Work instructions ▸
The records that follow are to be repeated exactly, with the pictures removed.

Supplied records ▸
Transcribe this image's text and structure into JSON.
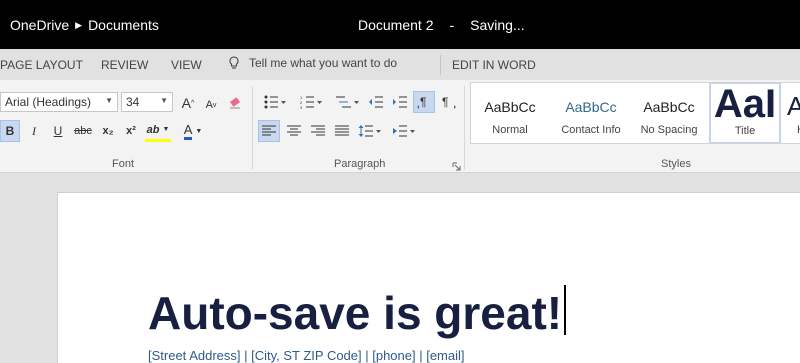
{
  "titlebar": {
    "breadcrumb_root": "OneDrive",
    "breadcrumb_folder": "Documents",
    "doc_name": "Document 2",
    "separator": "-",
    "status": "Saving..."
  },
  "menu": {
    "page_layout": "PAGE LAYOUT",
    "review": "REVIEW",
    "view": "VIEW",
    "tell_me": "Tell me what you want to do",
    "edit_in_word": "EDIT IN WORD"
  },
  "font_group": {
    "font_name": "Arial (Headings)",
    "font_size": "34",
    "label": "Font",
    "grow": "A",
    "shrink": "A",
    "bold": "B",
    "italic": "I",
    "underline": "U",
    "strike": "abc",
    "subscript": "x₂",
    "superscript": "x²",
    "highlight": "ab",
    "font_color": "A"
  },
  "paragraph_group": {
    "label": "Paragraph"
  },
  "styles_group": {
    "label": "Styles",
    "items": [
      {
        "sample": "AaBbCc",
        "name": "Normal"
      },
      {
        "sample": "AaBbCc",
        "name": "Contact Info"
      },
      {
        "sample": "AaBbCc",
        "name": "No Spacing"
      },
      {
        "sample": "AaI",
        "name": "Title"
      },
      {
        "sample": "A",
        "name": "H"
      }
    ]
  },
  "document": {
    "heading": "Auto-save is great!",
    "address_line": "[Street Address] | [City, ST ZIP Code] | [phone] | [email]"
  },
  "colors": {
    "titlebar_bg": "#000000",
    "heading": "#172041",
    "accent_blue": "#2e75b6",
    "highlight_yellow": "#ffff00",
    "font_color_red": "#1f5ebd",
    "active_button": "#c8d8ef"
  }
}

Correct answer ▸
Transcribe this image's text and structure into JSON.
{
  "titlebar": {
    "breadcrumb_root": "OneDrive",
    "breadcrumb_folder": "Documents",
    "doc_name": "Document 2",
    "separator": "-",
    "status": "Saving..."
  },
  "menu": {
    "page_layout": "PAGE LAYOUT",
    "review": "REVIEW",
    "view": "VIEW",
    "tell_me": "Tell me what you want to do",
    "edit_in_word": "EDIT IN WORD"
  },
  "font_group": {
    "font_name": "Arial (Headings)",
    "font_size": "34",
    "label": "Font",
    "grow": "A",
    "shrink": "A",
    "bold": "B",
    "italic": "I",
    "underline": "U",
    "strike": "abc",
    "subscript": "x₂",
    "superscript": "x²",
    "highlight": "ab",
    "font_color": "A"
  },
  "paragraph_group": {
    "label": "Paragraph"
  },
  "styles_group": {
    "label": "Styles",
    "items": [
      {
        "sample": "AaBbCc",
        "name": "Normal"
      },
      {
        "sample": "AaBbCc",
        "name": "Contact Info"
      },
      {
        "sample": "AaBbCc",
        "name": "No Spacing"
      },
      {
        "sample": "AaI",
        "name": "Title"
      },
      {
        "sample": "A",
        "name": "H"
      }
    ]
  },
  "document": {
    "heading": "Auto-save is great!",
    "address_line": "[Street Address] | [City, ST ZIP Code] | [phone] | [email]"
  },
  "colors": {
    "titlebar_bg": "#000000",
    "heading": "#172041",
    "accent_blue": "#2e75b6",
    "highlight_yellow": "#ffff00",
    "font_color_red": "#1f5ebd",
    "active_button": "#c8d8ef"
  }
}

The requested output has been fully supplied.